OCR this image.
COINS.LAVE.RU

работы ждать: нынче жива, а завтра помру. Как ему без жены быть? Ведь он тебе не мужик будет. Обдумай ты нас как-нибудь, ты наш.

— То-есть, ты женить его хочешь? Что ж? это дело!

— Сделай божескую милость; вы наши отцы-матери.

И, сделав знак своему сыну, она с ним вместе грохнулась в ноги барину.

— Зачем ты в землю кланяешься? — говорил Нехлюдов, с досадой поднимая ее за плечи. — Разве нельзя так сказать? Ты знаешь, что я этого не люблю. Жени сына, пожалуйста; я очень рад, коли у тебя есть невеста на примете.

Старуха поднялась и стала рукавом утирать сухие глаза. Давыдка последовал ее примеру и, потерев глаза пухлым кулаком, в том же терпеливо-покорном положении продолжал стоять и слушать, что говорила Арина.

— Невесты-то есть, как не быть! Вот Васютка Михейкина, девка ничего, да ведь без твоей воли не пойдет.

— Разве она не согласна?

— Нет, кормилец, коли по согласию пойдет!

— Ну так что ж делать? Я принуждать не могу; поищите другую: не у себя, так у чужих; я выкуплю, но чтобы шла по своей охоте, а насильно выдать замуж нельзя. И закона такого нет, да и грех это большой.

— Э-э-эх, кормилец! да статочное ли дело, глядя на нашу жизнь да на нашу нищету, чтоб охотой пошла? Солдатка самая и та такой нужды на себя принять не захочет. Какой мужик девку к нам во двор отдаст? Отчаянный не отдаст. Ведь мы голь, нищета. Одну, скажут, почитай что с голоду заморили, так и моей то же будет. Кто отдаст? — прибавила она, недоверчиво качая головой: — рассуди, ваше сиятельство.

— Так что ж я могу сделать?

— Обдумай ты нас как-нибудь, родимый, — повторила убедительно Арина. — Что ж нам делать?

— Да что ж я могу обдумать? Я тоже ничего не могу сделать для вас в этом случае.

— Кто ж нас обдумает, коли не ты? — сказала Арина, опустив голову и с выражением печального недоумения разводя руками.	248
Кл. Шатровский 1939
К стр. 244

◆ Work to complete
Look over the records above and copy each line that includes the string "быть".

◆ Result below
работы ждать: нынче жива, а завтра помру. Как ему без жены быть? Ведь он тебе не мужик будет. Обдумай ты нас как-нибудь, ты наш.
— Невесты-то есть, как не быть! Вот Васютка Михейкина, девка ничего, да ведь без твоей воли не пойдет.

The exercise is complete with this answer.